─── PROVIDED INFORMATION
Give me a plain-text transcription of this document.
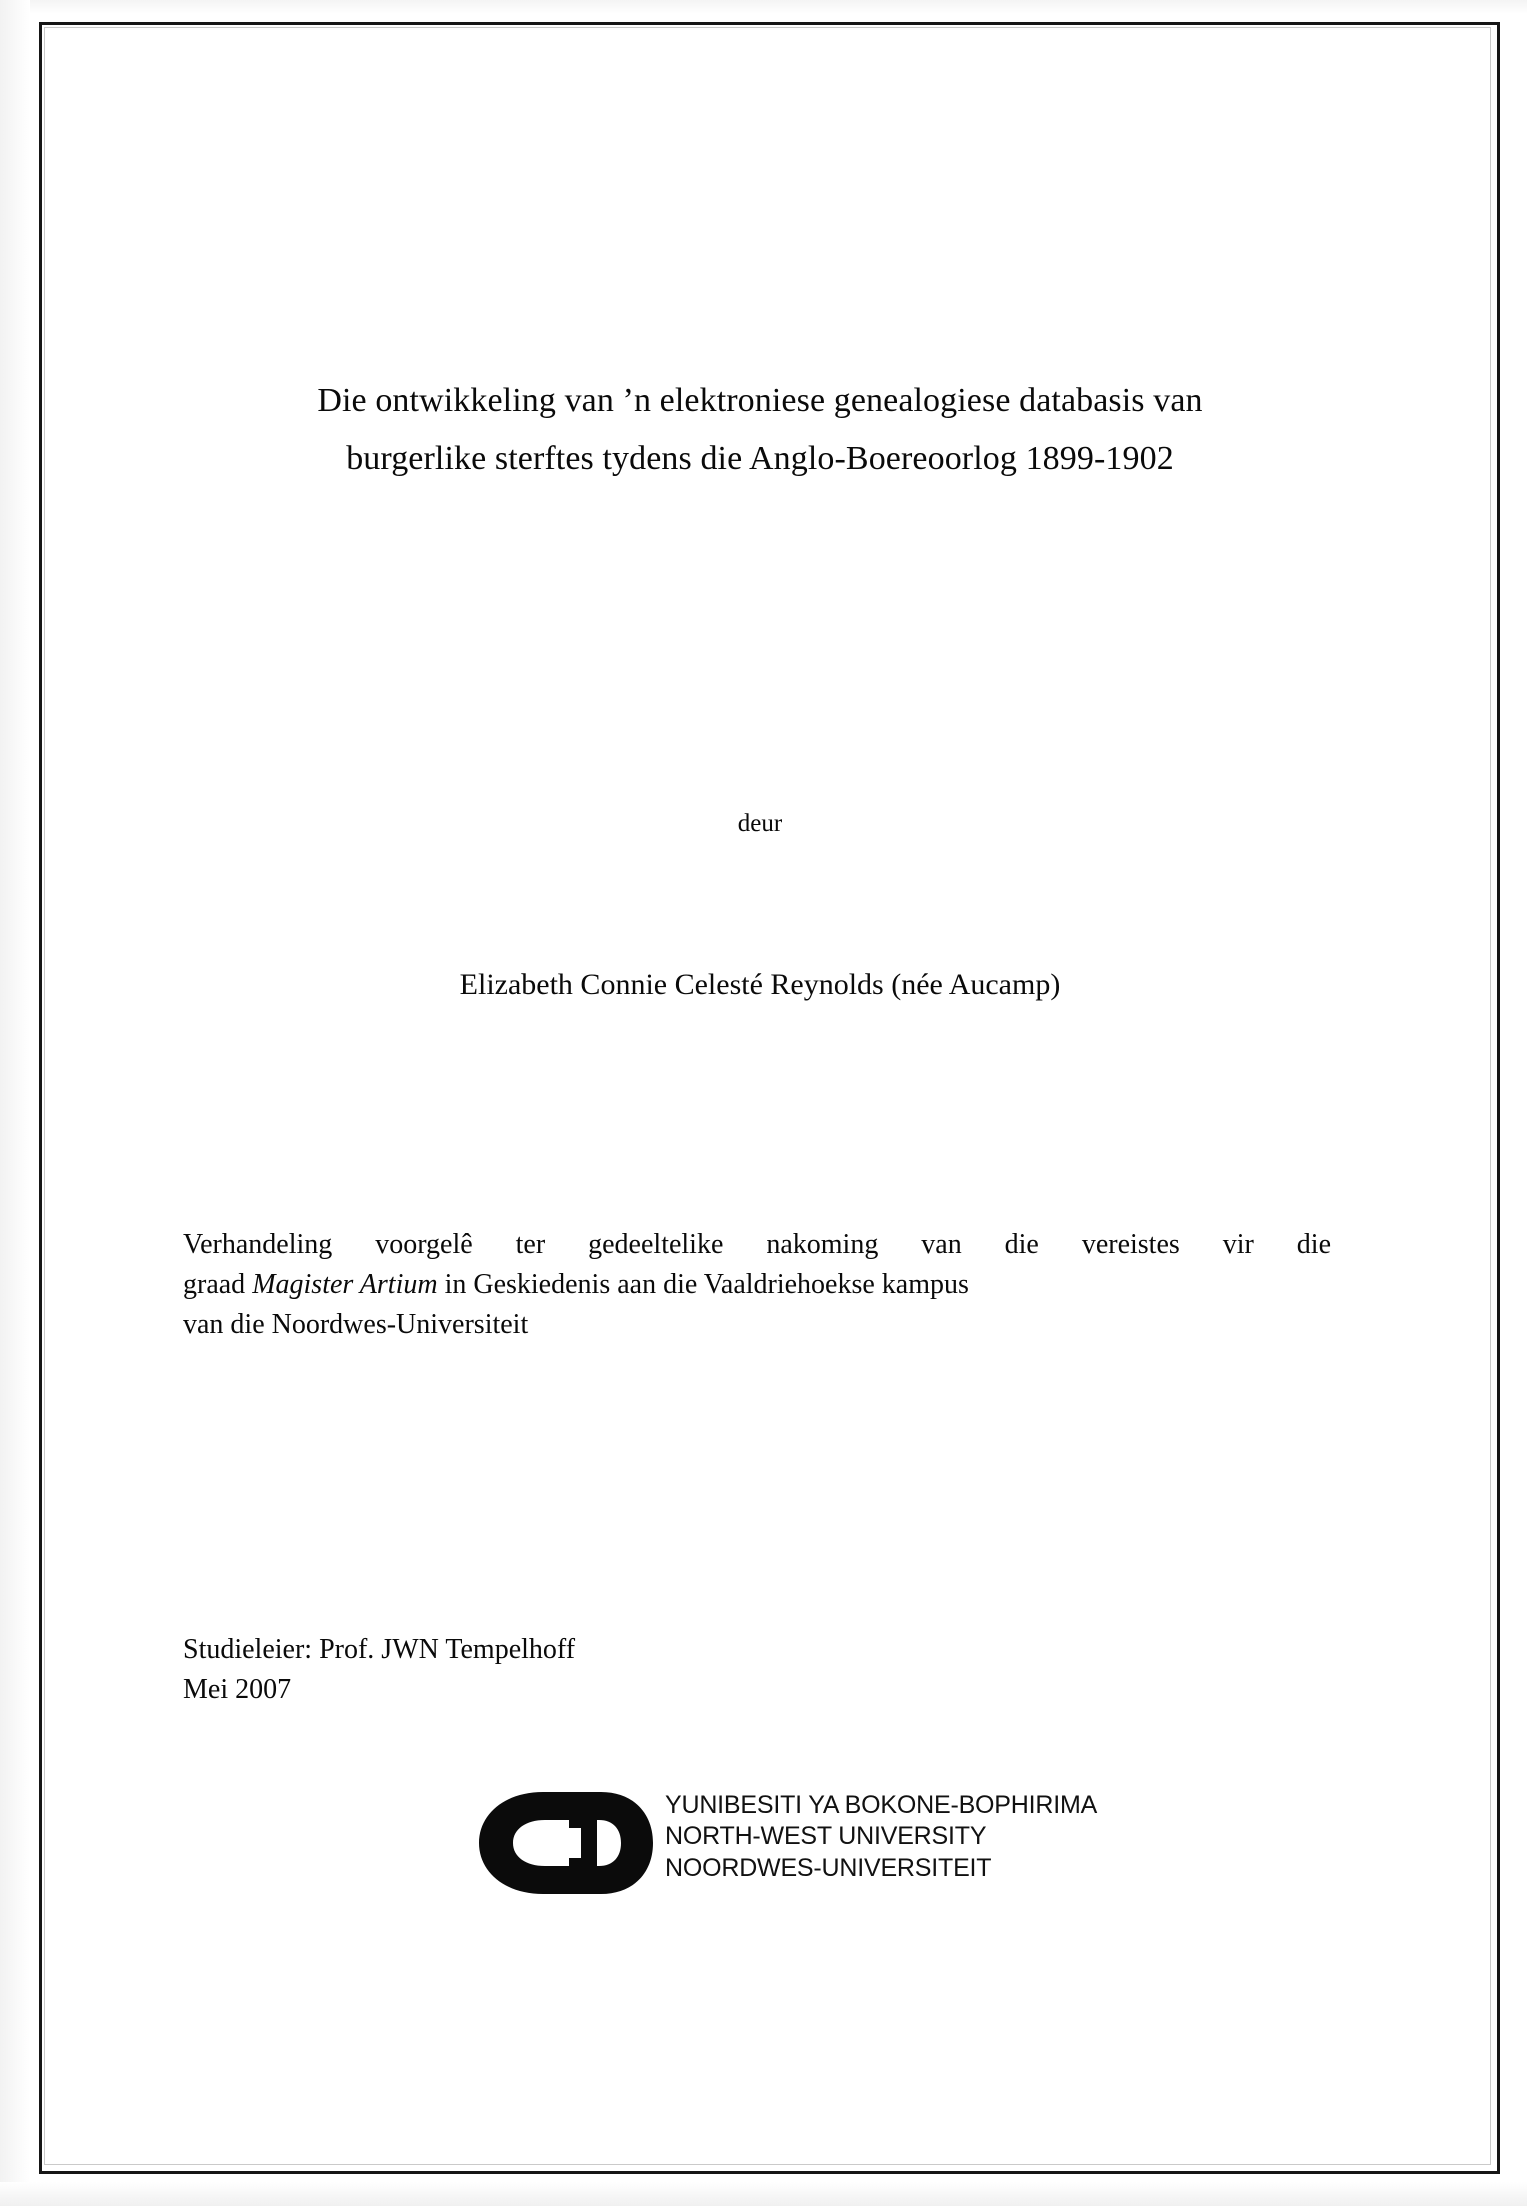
Die ontwikkeling van ’n elektroniese genealogiese databasis van
burgerlike sterftes tydens die Anglo-Boereoorlog 1899-1902
deur
Elizabeth Connie Celesté Reynolds (née Aucamp)
Verhandeling voorgelê ter gedeeltelike nakoming van die vereistes vir die
graad Magister Artium in Geskiedenis aan die Vaaldriehoekse kampus
van die Noordwes-Universiteit
Studieleier: Prof. JWN Tempelhoff
Mei 2007
YUNIBESITI YA BOKONE-BOPHIRIMA
NORTH-WEST UNIVERSITY
NOORDWES-UNIVERSITEIT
──────
» **SET TASK**:
Give the entries again without a single change, but with no pictures.

» **ANSWER**:
Give me a plain-text transcription of this document.
Die ontwikkeling van ’n elektroniese genealogiese databasis van
burgerlike sterftes tydens die Anglo-Boereoorlog 1899-1902
deur
Elizabeth Connie Celesté Reynolds (née Aucamp)
Verhandeling voorgelê ter gedeeltelike nakoming van die vereistes vir die
graad Magister Artium in Geskiedenis aan die Vaaldriehoekse kampus
van die Noordwes-Universiteit
Studieleier: Prof. JWN Tempelhoff
Mei 2007
YUNIBESITI YA BOKONE-BOPHIRIMA
NORTH-WEST UNIVERSITY
NOORDWES-UNIVERSITEIT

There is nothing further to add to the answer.